-- start --
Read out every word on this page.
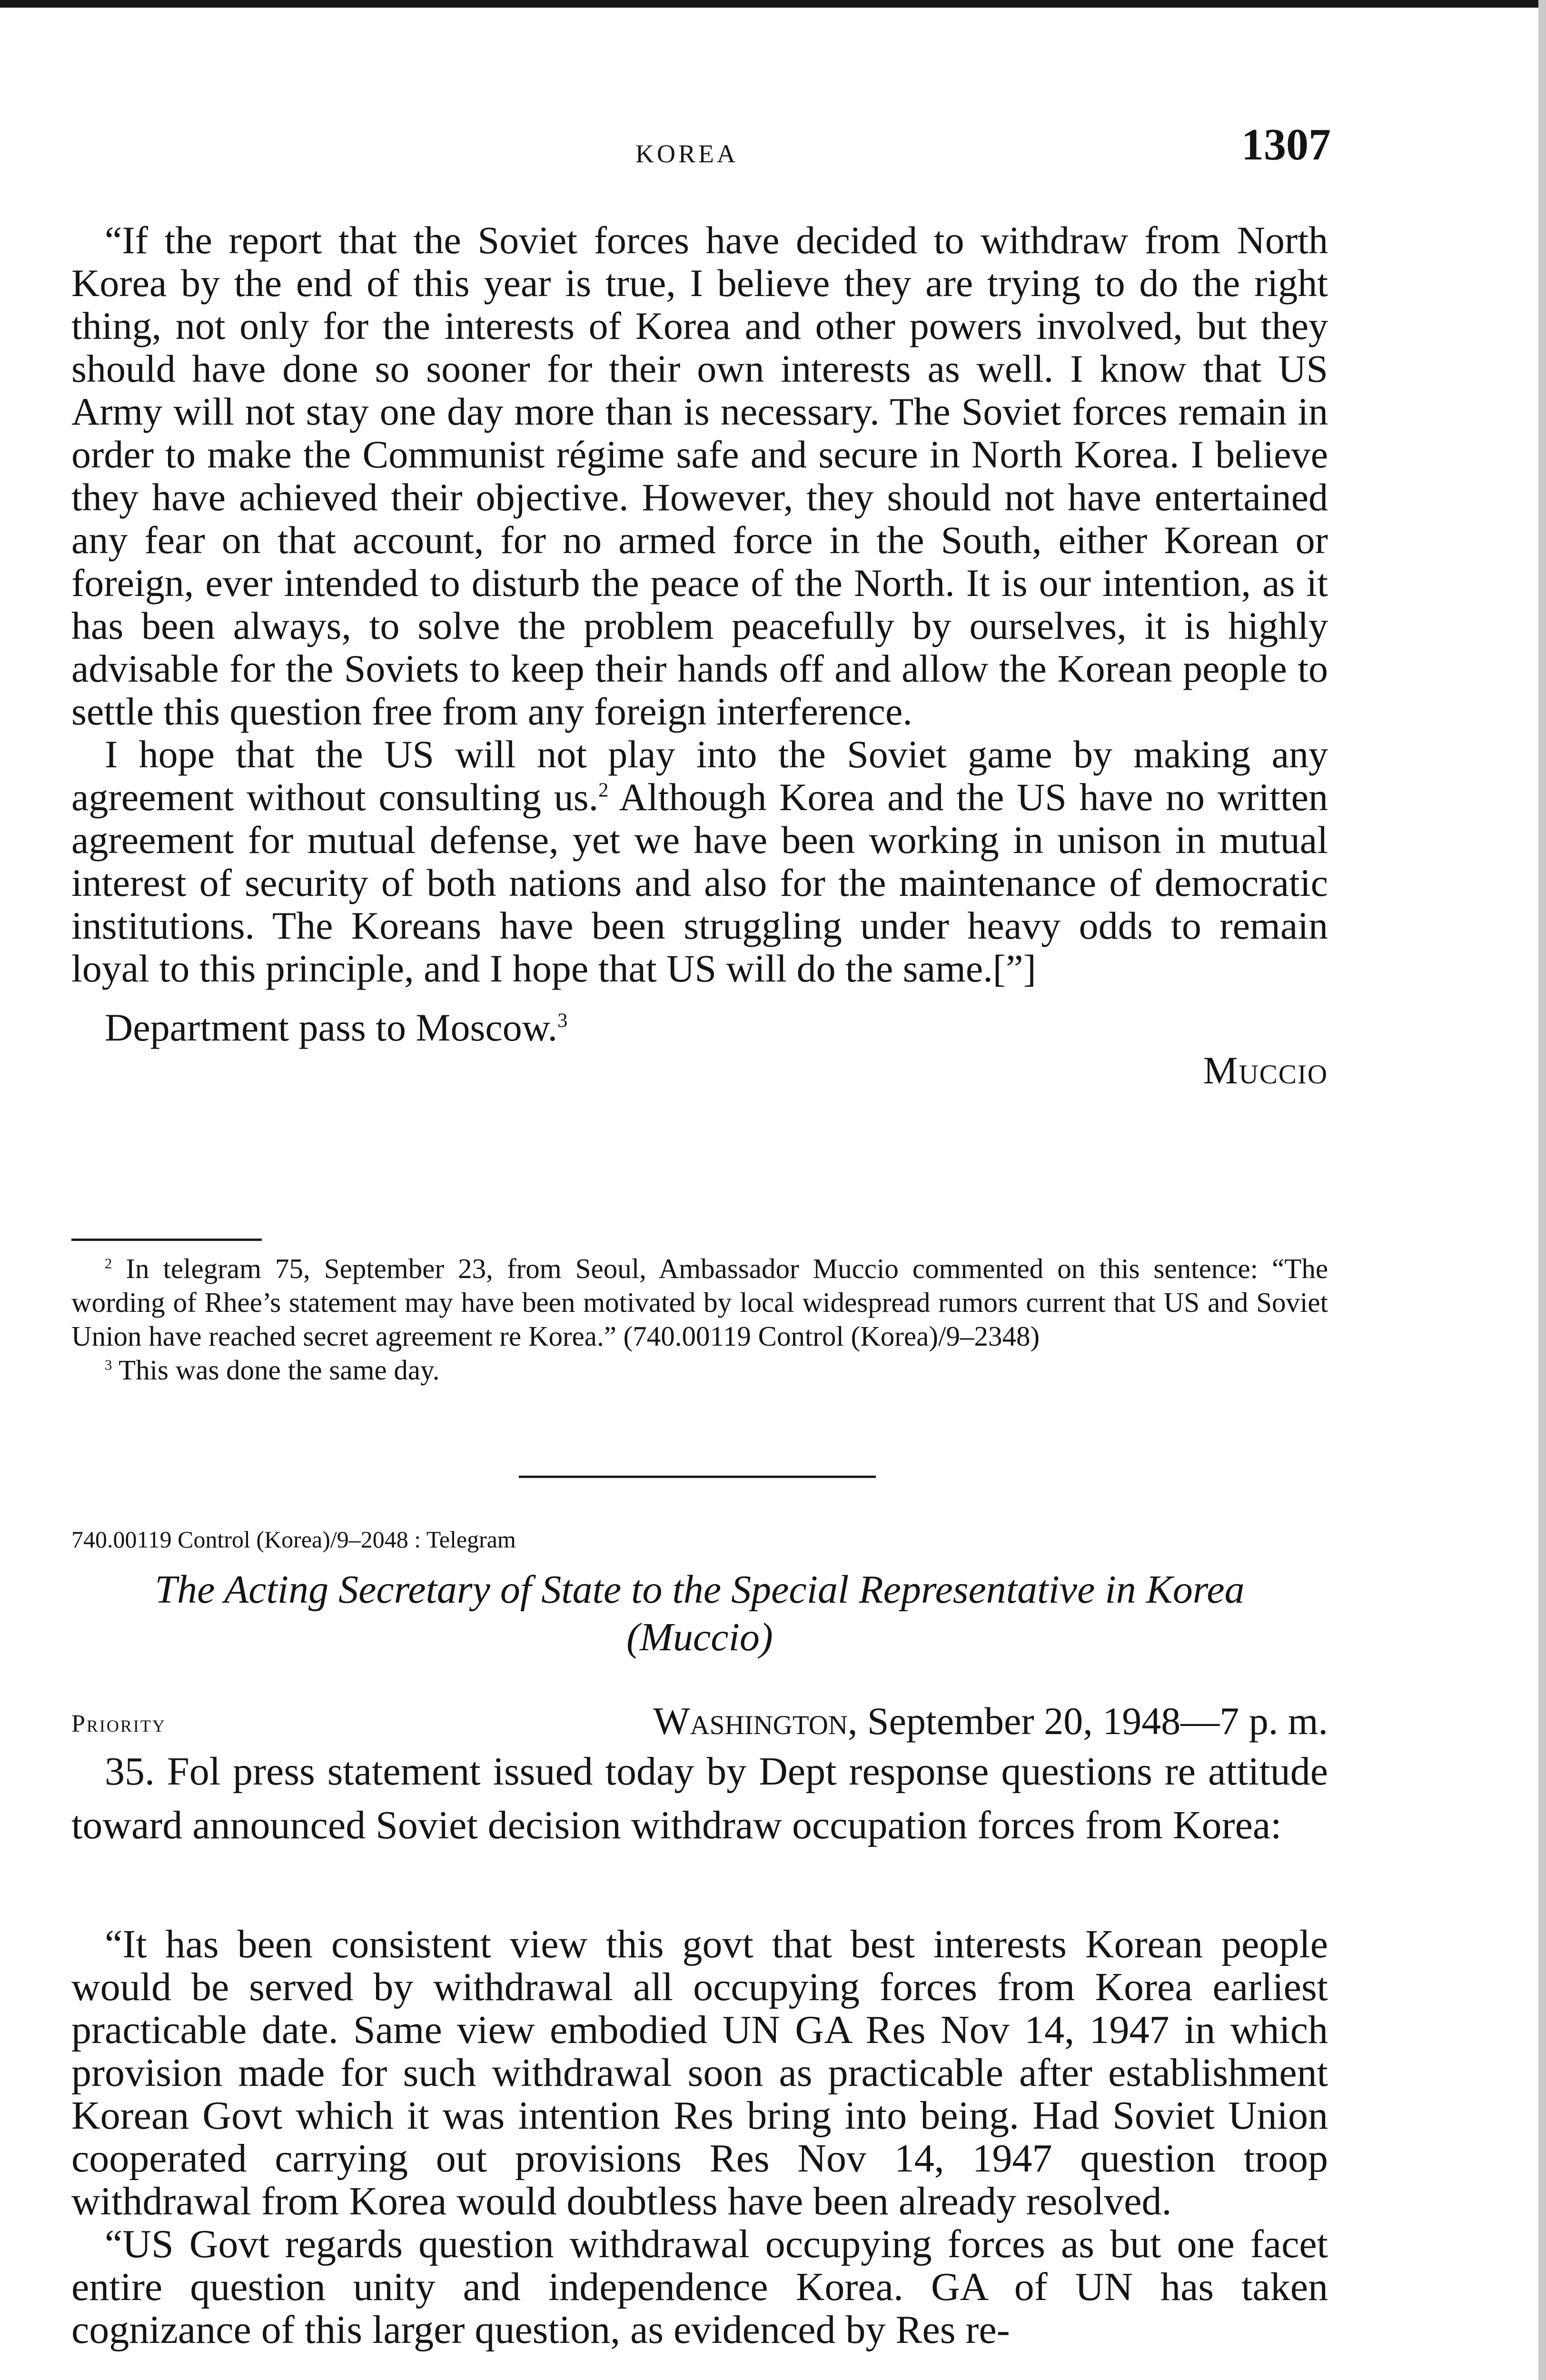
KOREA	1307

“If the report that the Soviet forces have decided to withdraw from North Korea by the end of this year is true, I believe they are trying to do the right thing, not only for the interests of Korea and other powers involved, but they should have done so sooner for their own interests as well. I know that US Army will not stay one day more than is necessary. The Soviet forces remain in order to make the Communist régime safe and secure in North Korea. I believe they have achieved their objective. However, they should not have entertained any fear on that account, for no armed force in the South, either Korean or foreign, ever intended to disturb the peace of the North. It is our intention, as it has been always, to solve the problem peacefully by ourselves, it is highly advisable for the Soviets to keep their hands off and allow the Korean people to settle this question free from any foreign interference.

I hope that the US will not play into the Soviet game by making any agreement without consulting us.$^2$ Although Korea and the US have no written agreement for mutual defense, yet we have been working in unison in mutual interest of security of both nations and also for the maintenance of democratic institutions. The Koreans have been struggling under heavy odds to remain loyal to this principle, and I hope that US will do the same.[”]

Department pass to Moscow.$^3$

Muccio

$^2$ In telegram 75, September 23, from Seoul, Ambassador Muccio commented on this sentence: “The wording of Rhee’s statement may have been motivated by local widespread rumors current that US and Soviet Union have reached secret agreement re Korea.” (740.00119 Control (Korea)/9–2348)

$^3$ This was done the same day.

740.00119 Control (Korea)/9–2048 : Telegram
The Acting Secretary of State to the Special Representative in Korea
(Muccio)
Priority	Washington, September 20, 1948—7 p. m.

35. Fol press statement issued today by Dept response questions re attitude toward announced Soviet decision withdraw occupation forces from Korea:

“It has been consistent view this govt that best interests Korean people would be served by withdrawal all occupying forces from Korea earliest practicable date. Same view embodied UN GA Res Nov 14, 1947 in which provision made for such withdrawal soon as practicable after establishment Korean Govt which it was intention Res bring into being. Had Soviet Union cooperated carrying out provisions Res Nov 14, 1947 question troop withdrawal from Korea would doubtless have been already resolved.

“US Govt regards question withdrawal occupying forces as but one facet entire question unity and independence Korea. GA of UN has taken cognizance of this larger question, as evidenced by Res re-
-- end --
• _EXERCISE TASK_: Without including any picture, retype the entries exactly.

• _WRITTEN SOLUTION_:
Read out every word on this page.
KOREA	1307

“If the report that the Soviet forces have decided to withdraw from North Korea by the end of this year is true, I believe they are trying to do the right thing, not only for the interests of Korea and other powers involved, but they should have done so sooner for their own interests as well. I know that US Army will not stay one day more than is necessary. The Soviet forces remain in order to make the Communist régime safe and secure in North Korea. I believe they have achieved their objective. However, they should not have entertained any fear on that account, for no armed force in the South, either Korean or foreign, ever intended to disturb the peace of the North. It is our intention, as it has been always, to solve the problem peacefully by ourselves, it is highly advisable for the Soviets to keep their hands off and allow the Korean people to settle this question free from any foreign interference.

I hope that the US will not play into the Soviet game by making any agreement without consulting us.$^2$ Although Korea and the US have no written agreement for mutual defense, yet we have been working in unison in mutual interest of security of both nations and also for the maintenance of democratic institutions. The Koreans have been struggling under heavy odds to remain loyal to this principle, and I hope that US will do the same.[”]

Department pass to Moscow.$^3$

Muccio

$^2$ In telegram 75, September 23, from Seoul, Ambassador Muccio commented on this sentence: “The wording of Rhee’s statement may have been motivated by local widespread rumors current that US and Soviet Union have reached secret agreement re Korea.” (740.00119 Control (Korea)/9–2348)

$^3$ This was done the same day.

740.00119 Control (Korea)/9–2048 : Telegram
The Acting Secretary of State to the Special Representative in Korea
(Muccio)
Priority	Washington, September 20, 1948—7 p. m.

35. Fol press statement issued today by Dept response questions re attitude toward announced Soviet decision withdraw occupation forces from Korea:

“It has been consistent view this govt that best interests Korean people would be served by withdrawal all occupying forces from Korea earliest practicable date. Same view embodied UN GA Res Nov 14, 1947 in which provision made for such withdrawal soon as practicable after establishment Korean Govt which it was intention Res bring into being. Had Soviet Union cooperated carrying out provisions Res Nov 14, 1947 question troop withdrawal from Korea would doubtless have been already resolved.

“US Govt regards question withdrawal occupying forces as but one facet entire question unity and independence Korea. GA of UN has taken cognizance of this larger question, as evidenced by Res re-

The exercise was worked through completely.